What you will do -
Check each line below for the word "name", and copy those that have it.

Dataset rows

%%

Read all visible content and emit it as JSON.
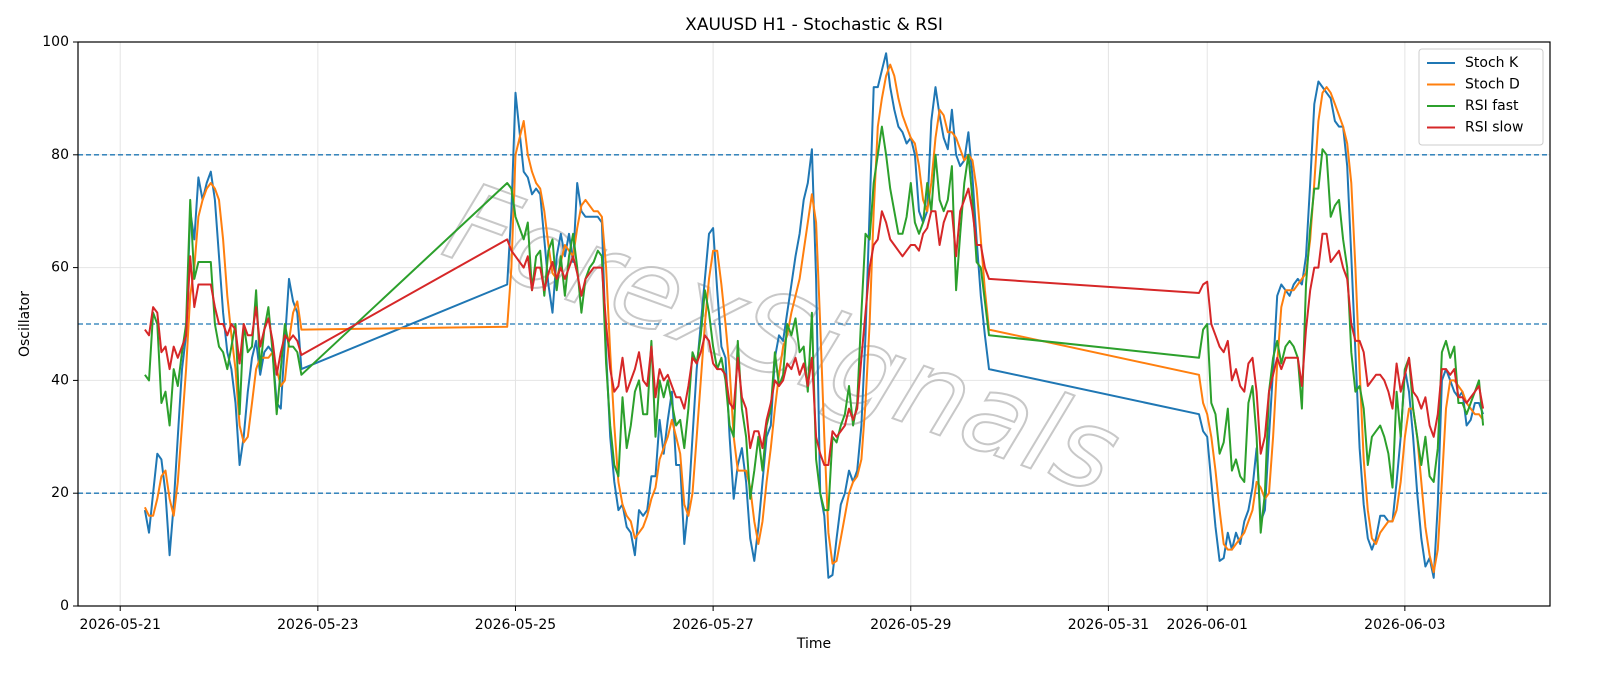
{
  "chart_data": {
    "type": "line",
    "title": "XAUUSD H1 - Stochastic & RSI",
    "x_label": "Time",
    "y_label": "Oscillator",
    "watermark": "ForexSignals",
    "x": [
      "2026-05-21 06:00",
      "2026-05-21 07:00",
      "2026-05-21 08:00",
      "2026-05-21 09:00",
      "2026-05-21 10:00",
      "2026-05-21 11:00",
      "2026-05-21 12:00",
      "2026-05-21 13:00",
      "2026-05-21 14:00",
      "2026-05-21 15:00",
      "2026-05-21 16:00",
      "2026-05-21 17:00",
      "2026-05-21 18:00",
      "2026-05-21 19:00",
      "2026-05-21 20:00",
      "2026-05-21 21:00",
      "2026-05-21 22:00",
      "2026-05-21 23:00",
      "2026-05-22 00:00",
      "2026-05-22 01:00",
      "2026-05-22 02:00",
      "2026-05-22 03:00",
      "2026-05-22 04:00",
      "2026-05-22 05:00",
      "2026-05-22 06:00",
      "2026-05-22 07:00",
      "2026-05-22 08:00",
      "2026-05-22 09:00",
      "2026-05-22 10:00",
      "2026-05-22 11:00",
      "2026-05-22 12:00",
      "2026-05-22 13:00",
      "2026-05-22 14:00",
      "2026-05-22 15:00",
      "2026-05-22 16:00",
      "2026-05-22 17:00",
      "2026-05-22 18:00",
      "2026-05-22 19:00",
      "2026-05-22 20:00",
      "2026-05-24 22:00",
      "2026-05-24 23:00",
      "2026-05-25 00:00",
      "2026-05-25 01:00",
      "2026-05-25 02:00",
      "2026-05-25 03:00",
      "2026-05-25 04:00",
      "2026-05-25 05:00",
      "2026-05-25 06:00",
      "2026-05-25 07:00",
      "2026-05-25 08:00",
      "2026-05-25 09:00",
      "2026-05-25 10:00",
      "2026-05-25 11:00",
      "2026-05-25 12:00",
      "2026-05-25 13:00",
      "2026-05-25 14:00",
      "2026-05-25 15:00",
      "2026-05-25 16:00",
      "2026-05-25 17:00",
      "2026-05-25 18:00",
      "2026-05-25 19:00",
      "2026-05-25 20:00",
      "2026-05-25 21:00",
      "2026-05-25 22:00",
      "2026-05-25 23:00",
      "2026-05-26 00:00",
      "2026-05-26 01:00",
      "2026-05-26 02:00",
      "2026-05-26 03:00",
      "2026-05-26 04:00",
      "2026-05-26 05:00",
      "2026-05-26 06:00",
      "2026-05-26 07:00",
      "2026-05-26 08:00",
      "2026-05-26 09:00",
      "2026-05-26 10:00",
      "2026-05-26 11:00",
      "2026-05-26 12:00",
      "2026-05-26 13:00",
      "2026-05-26 14:00",
      "2026-05-26 15:00",
      "2026-05-26 16:00",
      "2026-05-26 17:00",
      "2026-05-26 18:00",
      "2026-05-26 19:00",
      "2026-05-26 20:00",
      "2026-05-26 21:00",
      "2026-05-26 22:00",
      "2026-05-26 23:00",
      "2026-05-27 00:00",
      "2026-05-27 01:00",
      "2026-05-27 02:00",
      "2026-05-27 03:00",
      "2026-05-27 04:00",
      "2026-05-27 05:00",
      "2026-05-27 06:00",
      "2026-05-27 07:00",
      "2026-05-27 08:00",
      "2026-05-27 09:00",
      "2026-05-27 10:00",
      "2026-05-27 11:00",
      "2026-05-27 12:00",
      "2026-05-27 13:00",
      "2026-05-27 14:00",
      "2026-05-27 15:00",
      "2026-05-27 16:00",
      "2026-05-27 17:00",
      "2026-05-27 18:00",
      "2026-05-27 19:00",
      "2026-05-27 20:00",
      "2026-05-27 21:00",
      "2026-05-27 22:00",
      "2026-05-27 23:00",
      "2026-05-28 00:00",
      "2026-05-28 01:00",
      "2026-05-28 02:00",
      "2026-05-28 03:00",
      "2026-05-28 04:00",
      "2026-05-28 05:00",
      "2026-05-28 06:00",
      "2026-05-28 07:00",
      "2026-05-28 08:00",
      "2026-05-28 09:00",
      "2026-05-28 10:00",
      "2026-05-28 11:00",
      "2026-05-28 12:00",
      "2026-05-28 13:00",
      "2026-05-28 14:00",
      "2026-05-28 15:00",
      "2026-05-28 16:00",
      "2026-05-28 17:00",
      "2026-05-28 18:00",
      "2026-05-28 19:00",
      "2026-05-28 20:00",
      "2026-05-28 21:00",
      "2026-05-28 22:00",
      "2026-05-28 23:00",
      "2026-05-29 00:00",
      "2026-05-29 01:00",
      "2026-05-29 02:00",
      "2026-05-29 03:00",
      "2026-05-29 04:00",
      "2026-05-29 05:00",
      "2026-05-29 06:00",
      "2026-05-29 07:00",
      "2026-05-29 08:00",
      "2026-05-29 09:00",
      "2026-05-29 10:00",
      "2026-05-29 11:00",
      "2026-05-29 12:00",
      "2026-05-29 13:00",
      "2026-05-29 14:00",
      "2026-05-29 15:00",
      "2026-05-29 16:00",
      "2026-05-29 17:00",
      "2026-05-29 18:00",
      "2026-05-29 19:00",
      "2026-05-31 22:00",
      "2026-05-31 23:00",
      "2026-06-01 00:00",
      "2026-06-01 01:00",
      "2026-06-01 02:00",
      "2026-06-01 03:00",
      "2026-06-01 04:00",
      "2026-06-01 05:00",
      "2026-06-01 06:00",
      "2026-06-01 07:00",
      "2026-06-01 08:00",
      "2026-06-01 09:00",
      "2026-06-01 10:00",
      "2026-06-01 11:00",
      "2026-06-01 12:00",
      "2026-06-01 13:00",
      "2026-06-01 14:00",
      "2026-06-01 15:00",
      "2026-06-01 16:00",
      "2026-06-01 17:00",
      "2026-06-01 18:00",
      "2026-06-01 19:00",
      "2026-06-01 20:00",
      "2026-06-01 21:00",
      "2026-06-01 22:00",
      "2026-06-01 23:00",
      "2026-06-02 00:00",
      "2026-06-02 01:00",
      "2026-06-02 02:00",
      "2026-06-02 03:00",
      "2026-06-02 04:00",
      "2026-06-02 05:00",
      "2026-06-02 06:00",
      "2026-06-02 07:00",
      "2026-06-02 08:00",
      "2026-06-02 09:00",
      "2026-06-02 10:00",
      "2026-06-02 11:00",
      "2026-06-02 12:00",
      "2026-06-02 13:00",
      "2026-06-02 14:00",
      "2026-06-02 15:00",
      "2026-06-02 16:00",
      "2026-06-02 17:00",
      "2026-06-02 18:00",
      "2026-06-02 19:00",
      "2026-06-02 20:00",
      "2026-06-02 21:00",
      "2026-06-02 22:00",
      "2026-06-02 23:00",
      "2026-06-03 00:00",
      "2026-06-03 01:00",
      "2026-06-03 02:00",
      "2026-06-03 03:00",
      "2026-06-03 04:00",
      "2026-06-03 05:00",
      "2026-06-03 06:00",
      "2026-06-03 07:00",
      "2026-06-03 08:00",
      "2026-06-03 09:00",
      "2026-06-03 10:00",
      "2026-06-03 11:00",
      "2026-06-03 12:00",
      "2026-06-03 13:00",
      "2026-06-03 14:00",
      "2026-06-03 15:00",
      "2026-06-03 16:00",
      "2026-06-03 17:00",
      "2026-06-03 18:00",
      "2026-06-03 19:00"
    ],
    "series": [
      {
        "name": "Stoch K",
        "color": "#1f77b4",
        "values": [
          17,
          13,
          20,
          27,
          26,
          20,
          9,
          18,
          30,
          42,
          48,
          70,
          65,
          76,
          72,
          75,
          77,
          72,
          62,
          52,
          45,
          42,
          36,
          25,
          30,
          38,
          44,
          47,
          41,
          45,
          46,
          45,
          36,
          35,
          47,
          58,
          54,
          52,
          42,
          57,
          70,
          91,
          84,
          77,
          76,
          73,
          74,
          73,
          65,
          57,
          52,
          62,
          66,
          62,
          66,
          61,
          75,
          70,
          69,
          69,
          69,
          69,
          68,
          45,
          30,
          22,
          17,
          18,
          14,
          13,
          9,
          17,
          16,
          17,
          23,
          23,
          33,
          27,
          33,
          38,
          25,
          25,
          11,
          18,
          30,
          42,
          50,
          58,
          66,
          67,
          56,
          46,
          44,
          30,
          19,
          25,
          28,
          22,
          12,
          8,
          14,
          22,
          30,
          32,
          44,
          48,
          47,
          52,
          57,
          62,
          66,
          72,
          75,
          81,
          58,
          20,
          16,
          5,
          5.5,
          12,
          18,
          20,
          24,
          22,
          24,
          32,
          48,
          70,
          92,
          92,
          95,
          98,
          92,
          88,
          85,
          84,
          82,
          83,
          80,
          70,
          68,
          70,
          86,
          92,
          87,
          83,
          81,
          88,
          80,
          78,
          79,
          84,
          76,
          65,
          55,
          48,
          42,
          34,
          31,
          30,
          22,
          14,
          8,
          8.5,
          13,
          10,
          13,
          11,
          15,
          17,
          21,
          28,
          15,
          17,
          30,
          42,
          55,
          57,
          56,
          55,
          57,
          58,
          57,
          62,
          75,
          89,
          93,
          92,
          91,
          90,
          86,
          85,
          85,
          78,
          62,
          45,
          28,
          18,
          12,
          10,
          12,
          16,
          16,
          15,
          15,
          22,
          30,
          42,
          38,
          30,
          20,
          12,
          7,
          8.5,
          5,
          18,
          40,
          42,
          40,
          38,
          37,
          38,
          32,
          33,
          36,
          36,
          34
        ]
      },
      {
        "name": "Stoch D",
        "color": "#ff7f0e",
        "values": [
          17.5,
          16,
          16,
          19,
          23,
          24,
          19,
          16,
          22,
          32,
          42,
          55,
          60,
          69,
          72,
          74,
          75,
          74,
          72,
          65,
          55,
          48,
          42,
          32,
          29,
          30,
          36,
          42,
          44,
          44,
          44,
          45,
          42,
          39,
          40,
          47,
          52,
          54,
          49,
          49.5,
          60,
          80,
          83,
          86,
          80,
          77,
          75,
          74,
          70,
          64,
          59,
          58,
          61,
          64,
          63,
          62,
          67,
          71,
          72,
          71,
          70,
          70,
          69,
          60,
          45,
          32,
          22,
          18,
          16,
          15,
          12,
          13,
          14,
          16,
          19,
          21,
          26,
          28,
          30,
          33,
          30,
          27,
          18,
          16,
          20,
          30,
          40,
          50,
          58,
          63,
          63,
          57,
          50,
          42,
          30,
          24,
          24,
          24,
          21,
          15,
          11,
          15,
          22,
          28,
          35,
          41,
          46,
          48,
          52,
          55,
          58,
          63,
          68,
          73,
          68,
          50,
          30,
          13,
          7.5,
          8,
          12,
          16,
          20,
          22,
          23,
          26,
          36,
          50,
          70,
          85,
          90,
          94,
          96,
          94,
          90,
          87,
          85,
          83,
          82,
          78,
          72,
          70,
          75,
          83,
          88,
          87,
          84,
          84,
          83,
          81,
          79,
          80,
          79,
          74,
          65,
          56,
          49,
          41,
          36,
          34,
          30,
          24,
          17,
          11,
          10,
          10,
          11,
          12,
          13,
          15,
          17,
          22,
          21,
          19,
          20,
          30,
          43,
          53,
          56,
          56,
          56,
          57,
          58,
          59,
          65,
          75,
          86,
          91,
          92,
          91,
          89,
          87,
          85,
          82,
          75,
          60,
          42,
          26,
          17,
          12,
          11,
          13,
          14,
          15,
          15,
          17,
          22,
          30,
          35,
          35,
          30,
          22,
          14,
          9,
          6,
          10,
          22,
          35,
          40,
          40,
          39,
          38,
          36,
          35,
          34,
          34,
          33
        ]
      },
      {
        "name": "RSI fast",
        "color": "#2ca02c",
        "values": [
          41,
          40,
          52,
          50,
          36,
          38,
          32,
          42,
          39,
          45,
          50,
          72,
          58,
          61,
          61,
          61,
          61,
          50,
          46,
          45,
          42,
          46,
          50,
          34,
          50,
          45,
          46,
          56,
          42,
          49,
          53,
          45,
          34,
          42,
          50,
          46,
          46,
          45,
          41,
          75,
          74,
          69,
          67,
          65,
          68,
          56,
          62,
          63,
          55,
          63,
          65,
          56,
          62,
          55,
          62,
          66,
          60,
          52,
          58,
          60,
          61,
          63,
          62,
          43,
          32,
          25,
          23,
          37,
          28,
          32,
          38,
          40,
          34,
          34,
          47,
          30,
          40,
          37,
          40,
          36,
          32,
          33,
          28,
          35,
          45,
          43,
          48,
          56,
          52,
          46,
          42,
          44,
          40,
          32,
          30,
          47,
          35,
          30,
          19,
          24,
          30,
          24,
          32,
          35,
          45,
          39,
          41,
          50,
          48,
          51,
          45,
          46,
          38,
          52,
          26,
          20,
          17,
          17,
          30,
          29,
          32,
          34,
          39,
          32,
          36,
          52,
          66,
          65,
          75,
          80,
          85,
          80,
          74,
          70,
          66,
          66,
          69,
          75,
          68,
          66,
          68,
          75,
          70,
          80,
          72,
          70,
          72,
          78,
          56,
          66,
          75,
          80,
          72,
          61,
          60,
          54,
          48,
          44,
          49,
          50,
          36,
          34,
          27,
          29,
          35,
          24,
          26,
          23,
          22,
          36,
          39,
          30,
          13,
          20,
          38,
          44,
          47,
          43,
          46,
          47,
          46,
          44,
          35,
          57,
          67,
          74,
          74,
          81,
          80,
          69,
          71,
          72,
          65,
          60,
          45,
          38,
          39,
          35,
          25,
          30,
          31,
          32,
          30,
          27,
          21,
          38,
          30,
          42,
          44,
          35,
          30,
          25,
          30,
          23,
          22,
          28,
          45,
          47,
          44,
          46,
          36,
          36,
          34,
          36,
          38,
          40,
          32
        ]
      },
      {
        "name": "RSI slow",
        "color": "#d62728",
        "values": [
          49,
          48,
          53,
          52,
          45,
          46,
          42,
          46,
          44,
          46,
          48,
          62,
          53,
          57,
          57,
          57,
          57,
          53,
          50,
          50,
          48,
          50,
          49,
          43,
          50,
          48,
          48,
          53,
          46,
          49,
          51,
          47,
          41,
          45,
          48,
          47,
          48,
          47,
          44.5,
          65,
          63,
          62,
          61,
          60,
          62,
          56,
          60,
          60,
          56,
          59,
          61,
          58,
          60,
          58,
          60,
          62,
          59,
          55,
          58,
          59,
          60,
          60,
          60,
          50,
          42,
          38,
          39,
          44,
          38,
          40,
          42,
          45,
          40,
          39,
          46,
          37,
          42,
          40,
          41,
          39,
          37,
          37,
          35,
          39,
          44,
          43,
          45,
          48,
          47,
          43,
          42,
          42,
          41,
          36,
          35,
          44,
          37,
          35,
          28,
          31,
          31,
          28,
          33,
          36,
          40,
          39,
          40,
          43,
          42,
          44,
          41,
          43,
          39,
          44,
          30,
          27,
          25,
          25,
          31,
          30,
          31,
          32,
          35,
          33,
          35,
          44,
          52,
          60,
          64,
          65,
          70,
          68,
          65,
          64,
          63,
          62,
          63,
          64,
          64,
          63,
          66,
          67,
          70,
          70,
          64,
          68,
          70,
          70,
          62,
          70,
          72,
          74,
          70,
          64,
          64,
          60,
          58,
          55.5,
          57,
          57.5,
          50,
          48,
          46,
          45,
          47,
          40,
          42,
          39,
          38,
          43,
          44,
          38,
          27,
          30,
          38,
          41,
          44,
          42,
          44,
          44,
          44,
          44,
          39,
          49,
          56,
          60,
          60,
          66,
          66,
          61,
          62,
          63,
          60,
          58,
          50,
          47,
          47,
          45,
          39,
          40,
          41,
          41,
          40,
          38,
          35,
          43,
          38,
          41,
          44,
          38,
          37,
          35,
          37,
          32,
          30,
          34,
          42,
          42,
          41,
          42,
          37,
          37,
          36,
          37,
          38,
          39,
          35
        ]
      }
    ],
    "reference_lines": [
      20,
      50,
      80
    ],
    "reference_color": "#1f77b4",
    "xlim": [
      "2026-05-20 13:45",
      "2026-06-04 11:15"
    ],
    "xticks": [
      "2026-05-21",
      "2026-05-23",
      "2026-05-25",
      "2026-05-27",
      "2026-05-29",
      "2026-05-31",
      "2026-06-01",
      "2026-06-03"
    ],
    "ylim": [
      0,
      100
    ],
    "yticks": [
      0,
      20,
      40,
      60,
      80,
      100
    ],
    "grid": true,
    "legend": "upper right"
  }
}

%%

Answer to this task -
        "name": "Stoch K",
        "name": "Stoch D",
        "name": "RSI fast",
        "name": "RSI slow",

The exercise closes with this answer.